* _GOAL OF THE EXERCISE_: Reproduce the data below line by line, swapping each "信贷配给" for "信用配给" and changing nothing else.

* _SUPPLIED MATERIAL_:
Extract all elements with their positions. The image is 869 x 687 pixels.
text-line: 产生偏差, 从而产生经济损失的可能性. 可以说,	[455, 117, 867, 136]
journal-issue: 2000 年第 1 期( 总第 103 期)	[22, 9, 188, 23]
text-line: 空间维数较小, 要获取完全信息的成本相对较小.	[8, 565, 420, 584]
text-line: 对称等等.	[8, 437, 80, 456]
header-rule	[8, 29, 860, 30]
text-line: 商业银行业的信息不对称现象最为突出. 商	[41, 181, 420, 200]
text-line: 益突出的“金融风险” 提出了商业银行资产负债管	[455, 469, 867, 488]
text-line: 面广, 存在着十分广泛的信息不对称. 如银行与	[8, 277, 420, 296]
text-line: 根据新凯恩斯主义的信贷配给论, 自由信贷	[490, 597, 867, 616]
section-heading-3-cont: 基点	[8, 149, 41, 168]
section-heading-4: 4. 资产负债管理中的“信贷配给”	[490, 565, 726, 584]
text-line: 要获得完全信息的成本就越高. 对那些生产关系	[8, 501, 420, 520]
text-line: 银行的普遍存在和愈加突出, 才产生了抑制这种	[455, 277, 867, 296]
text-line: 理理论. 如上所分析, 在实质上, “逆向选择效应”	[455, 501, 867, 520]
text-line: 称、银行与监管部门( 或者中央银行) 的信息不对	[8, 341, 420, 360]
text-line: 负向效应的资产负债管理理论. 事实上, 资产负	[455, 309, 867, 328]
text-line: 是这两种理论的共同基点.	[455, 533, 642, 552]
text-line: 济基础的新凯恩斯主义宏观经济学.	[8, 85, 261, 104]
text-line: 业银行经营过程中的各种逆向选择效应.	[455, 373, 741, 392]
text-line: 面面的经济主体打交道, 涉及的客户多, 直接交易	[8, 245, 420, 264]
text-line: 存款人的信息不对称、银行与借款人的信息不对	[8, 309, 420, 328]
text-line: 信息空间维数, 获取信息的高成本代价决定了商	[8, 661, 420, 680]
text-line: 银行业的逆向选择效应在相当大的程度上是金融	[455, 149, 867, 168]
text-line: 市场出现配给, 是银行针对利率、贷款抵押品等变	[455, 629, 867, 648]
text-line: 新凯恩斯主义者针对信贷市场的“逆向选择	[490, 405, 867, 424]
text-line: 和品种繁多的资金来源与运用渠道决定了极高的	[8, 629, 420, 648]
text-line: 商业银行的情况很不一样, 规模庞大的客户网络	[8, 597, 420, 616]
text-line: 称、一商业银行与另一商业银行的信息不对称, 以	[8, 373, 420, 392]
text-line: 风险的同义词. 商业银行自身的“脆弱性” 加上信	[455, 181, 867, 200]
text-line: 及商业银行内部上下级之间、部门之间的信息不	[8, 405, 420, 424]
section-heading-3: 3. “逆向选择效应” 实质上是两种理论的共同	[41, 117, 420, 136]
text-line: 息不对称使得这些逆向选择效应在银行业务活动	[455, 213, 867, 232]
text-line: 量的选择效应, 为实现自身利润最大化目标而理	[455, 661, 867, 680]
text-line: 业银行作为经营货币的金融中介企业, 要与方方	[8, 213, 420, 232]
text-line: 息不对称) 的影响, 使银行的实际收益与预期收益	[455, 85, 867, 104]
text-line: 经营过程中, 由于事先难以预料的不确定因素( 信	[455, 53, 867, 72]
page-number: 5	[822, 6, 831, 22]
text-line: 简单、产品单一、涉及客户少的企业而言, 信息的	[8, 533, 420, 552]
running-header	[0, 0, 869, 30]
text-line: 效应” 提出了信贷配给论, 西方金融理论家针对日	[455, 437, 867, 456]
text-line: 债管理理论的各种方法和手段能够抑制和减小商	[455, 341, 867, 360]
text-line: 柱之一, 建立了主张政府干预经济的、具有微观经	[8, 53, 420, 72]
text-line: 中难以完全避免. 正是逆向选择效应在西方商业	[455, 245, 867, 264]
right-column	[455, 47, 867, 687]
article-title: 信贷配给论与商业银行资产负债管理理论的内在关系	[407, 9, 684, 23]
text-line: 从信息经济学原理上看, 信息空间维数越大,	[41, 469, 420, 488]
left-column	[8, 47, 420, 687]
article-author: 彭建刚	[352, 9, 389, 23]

* _ANSWER TO THIS PROBLEM_:
Extract all elements with their positions. The image is 869 x 687 pixels.
text-line: 产生偏差, 从而产生经济损失的可能性. 可以说,	[455, 117, 867, 136]
journal-issue: 2000 年第 1 期( 总第 103 期)	[22, 9, 188, 23]
text-line: 空间维数较小, 要获取完全信息的成本相对较小.	[8, 565, 420, 584]
text-line: 对称等等.	[8, 437, 80, 456]
header-rule	[8, 29, 860, 30]
text-line: 商业银行业的信息不对称现象最为突出. 商	[41, 181, 420, 200]
text-line: 益突出的“金融风险” 提出了商业银行资产负债管	[455, 469, 867, 488]
text-line: 面广, 存在着十分广泛的信息不对称. 如银行与	[8, 277, 420, 296]
text-line: 根据新凯恩斯主义的信用配给论, 自由信贷	[490, 597, 867, 616]
section-heading-3-cont: 基点	[8, 149, 41, 168]
section-heading-4: 4. 资产负债管理中的“信用配给”	[490, 565, 726, 584]
text-line: 要获得完全信息的成本就越高. 对那些生产关系	[8, 501, 420, 520]
text-line: 银行的普遍存在和愈加突出, 才产生了抑制这种	[455, 277, 867, 296]
text-line: 理理论. 如上所分析, 在实质上, “逆向选择效应”	[455, 501, 867, 520]
text-line: 称、银行与监管部门( 或者中央银行) 的信息不对	[8, 341, 420, 360]
text-line: 负向效应的资产负债管理理论. 事实上, 资产负	[455, 309, 867, 328]
text-line: 是这两种理论的共同基点.	[455, 533, 642, 552]
text-line: 济基础的新凯恩斯主义宏观经济学.	[8, 85, 261, 104]
text-line: 业银行经营过程中的各种逆向选择效应.	[455, 373, 741, 392]
text-line: 面面的经济主体打交道, 涉及的客户多, 直接交易	[8, 245, 420, 264]
text-line: 存款人的信息不对称、银行与借款人的信息不对	[8, 309, 420, 328]
text-line: 信息空间维数, 获取信息的高成本代价决定了商	[8, 661, 420, 680]
text-line: 银行业的逆向选择效应在相当大的程度上是金融	[455, 149, 867, 168]
text-line: 市场出现配给, 是银行针对利率、贷款抵押品等变	[455, 629, 867, 648]
text-line: 新凯恩斯主义者针对信贷市场的“逆向选择	[490, 405, 867, 424]
text-line: 和品种繁多的资金来源与运用渠道决定了极高的	[8, 629, 420, 648]
text-line: 商业银行的情况很不一样, 规模庞大的客户网络	[8, 597, 420, 616]
text-line: 称、一商业银行与另一商业银行的信息不对称, 以	[8, 373, 420, 392]
text-line: 风险的同义词. 商业银行自身的“脆弱性” 加上信	[455, 181, 867, 200]
text-line: 及商业银行内部上下级之间、部门之间的信息不	[8, 405, 420, 424]
section-heading-3: 3. “逆向选择效应” 实质上是两种理论的共同	[41, 117, 420, 136]
text-line: 息不对称使得这些逆向选择效应在银行业务活动	[455, 213, 867, 232]
text-line: 量的选择效应, 为实现自身利润最大化目标而理	[455, 661, 867, 680]
text-line: 业银行作为经营货币的金融中介企业, 要与方方	[8, 213, 420, 232]
text-line: 息不对称) 的影响, 使银行的实际收益与预期收益	[455, 85, 867, 104]
text-line: 经营过程中, 由于事先难以预料的不确定因素( 信	[455, 53, 867, 72]
page-number: 5	[822, 6, 831, 22]
text-line: 简单、产品单一、涉及客户少的企业而言, 信息的	[8, 533, 420, 552]
running-header	[0, 0, 869, 30]
text-line: 效应” 提出了信用配给论, 西方金融理论家针对日	[455, 437, 867, 456]
text-line: 债管理理论的各种方法和手段能够抑制和减小商	[455, 341, 867, 360]
text-line: 柱之一, 建立了主张政府干预经济的、具有微观经	[8, 53, 420, 72]
text-line: 中难以完全避免. 正是逆向选择效应在西方商业	[455, 245, 867, 264]
right-column	[455, 47, 867, 687]
article-title: 信用配给论与商业银行资产负债管理理论的内在关系	[407, 9, 684, 23]
text-line: 从信息经济学原理上看, 信息空间维数越大,	[41, 469, 420, 488]
left-column	[8, 47, 420, 687]
article-author: 彭建刚	[352, 9, 389, 23]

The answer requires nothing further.